» **Records for this exercise**:
★ ★ ★
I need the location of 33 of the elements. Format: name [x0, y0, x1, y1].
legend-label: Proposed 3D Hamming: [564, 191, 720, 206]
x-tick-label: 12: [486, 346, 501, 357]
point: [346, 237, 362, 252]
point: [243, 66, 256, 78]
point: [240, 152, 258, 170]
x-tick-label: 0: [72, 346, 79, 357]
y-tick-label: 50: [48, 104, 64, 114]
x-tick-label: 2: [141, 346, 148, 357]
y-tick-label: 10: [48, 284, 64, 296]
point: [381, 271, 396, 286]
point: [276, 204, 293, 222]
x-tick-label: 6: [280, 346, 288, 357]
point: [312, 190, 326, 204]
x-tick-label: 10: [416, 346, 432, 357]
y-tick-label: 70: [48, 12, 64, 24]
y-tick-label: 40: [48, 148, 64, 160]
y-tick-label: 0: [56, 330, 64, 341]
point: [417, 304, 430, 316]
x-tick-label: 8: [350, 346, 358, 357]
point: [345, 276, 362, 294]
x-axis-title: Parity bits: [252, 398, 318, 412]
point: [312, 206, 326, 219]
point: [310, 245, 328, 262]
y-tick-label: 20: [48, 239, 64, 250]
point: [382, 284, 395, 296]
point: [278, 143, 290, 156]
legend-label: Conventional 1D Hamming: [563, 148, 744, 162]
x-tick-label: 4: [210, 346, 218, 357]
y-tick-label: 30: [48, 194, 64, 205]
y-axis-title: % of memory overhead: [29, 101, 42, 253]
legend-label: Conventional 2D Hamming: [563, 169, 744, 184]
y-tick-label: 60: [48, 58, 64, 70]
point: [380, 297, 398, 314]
★ ★ ★
» **Exercise goal**: Echo everything from the start of the entries down to the line containing "point: [381, 271, 396, 286]", both ends included.

» **Solution for this exercise**:
I need the location of 33 of the elements. Format: name [x0, y0, x1, y1].
legend-label: Proposed 3D Hamming: [564, 191, 720, 206]
x-tick-label: 12: [486, 346, 501, 357]
point: [346, 237, 362, 252]
point: [243, 66, 256, 78]
point: [240, 152, 258, 170]
x-tick-label: 0: [72, 346, 79, 357]
y-tick-label: 50: [48, 104, 64, 114]
x-tick-label: 2: [141, 346, 148, 357]
y-tick-label: 10: [48, 284, 64, 296]
point: [381, 271, 396, 286]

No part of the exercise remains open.